WHAT THIS TASK INVOLVES: Copy each line of the records that holds the string "name".

- - - - -

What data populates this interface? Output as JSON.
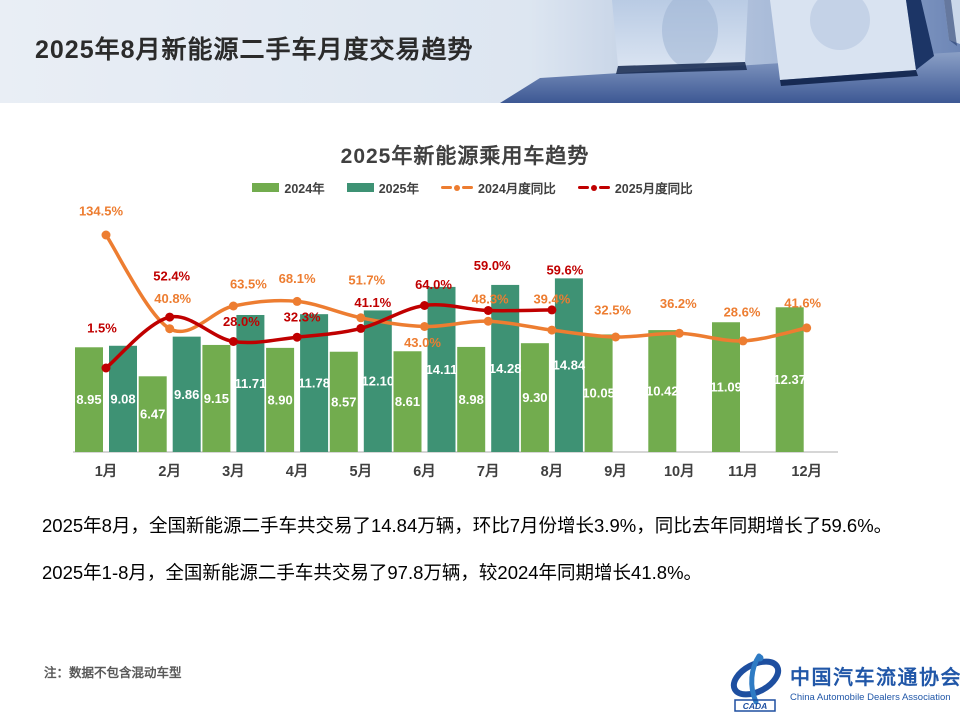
{
  "header": {
    "title": "2025年8月新能源二手车月度交易趋势"
  },
  "chart": {
    "title": "2025年新能源乘用车趋势",
    "legend": [
      {
        "label": "2024年"
      },
      {
        "label": "2025年"
      },
      {
        "label": "2024月度同比"
      },
      {
        "label": "2025月度同比"
      }
    ]
  },
  "chart_data": {
    "type": "bar",
    "title": "2025年新能源乘用车趋势",
    "categories": [
      "1月",
      "2月",
      "3月",
      "4月",
      "5月",
      "6月",
      "7月",
      "8月",
      "9月",
      "10月",
      "11月",
      "12月"
    ],
    "unit_bars": "万辆",
    "unit_lines": "%",
    "legend_position": "top",
    "grid": false,
    "series": [
      {
        "name": "2024年",
        "type": "bar",
        "color": "#72AC4E",
        "values": [
          8.95,
          6.47,
          9.15,
          8.9,
          8.57,
          8.61,
          8.98,
          9.3,
          10.05,
          10.42,
          11.09,
          12.37
        ]
      },
      {
        "name": "2025年",
        "type": "bar",
        "color": "#3E9274",
        "values": [
          9.08,
          9.86,
          11.71,
          11.78,
          12.1,
          14.11,
          14.28,
          14.84
        ]
      },
      {
        "name": "2024月度同比",
        "type": "line",
        "color": "#ED7D31",
        "values": [
          134.5,
          40.8,
          63.5,
          68.1,
          51.7,
          43.0,
          48.3,
          39.4,
          32.5,
          36.2,
          28.6,
          41.6
        ]
      },
      {
        "name": "2025月度同比",
        "type": "line",
        "color": "#C00000",
        "values": [
          1.5,
          52.4,
          28.0,
          32.3,
          41.1,
          64.0,
          59.0,
          59.6
        ]
      }
    ]
  },
  "body": {
    "paragraph1": "2025年8月，全国新能源二手车共交易了14.84万辆，环比7月份增长3.9%，同比去年同期增长了59.6%。",
    "paragraph2": "2025年1-8月，全国新能源二手车共交易了97.8万辆，较2024年同期增长41.8%。"
  },
  "footer": {
    "note": "注：数据不包含混动车型",
    "logo": {
      "org_cn": "中国汽车流通协会",
      "org_en": "China Automobile Dealers Association",
      "logo_text": "CADA",
      "brand_color": "#2157A8"
    }
  }
}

- - - - -

REPLY TO THE TASK:
        "name": "2024年",
        "name": "2025年",
        "name": "2024月度同比",
        "name": "2025月度同比",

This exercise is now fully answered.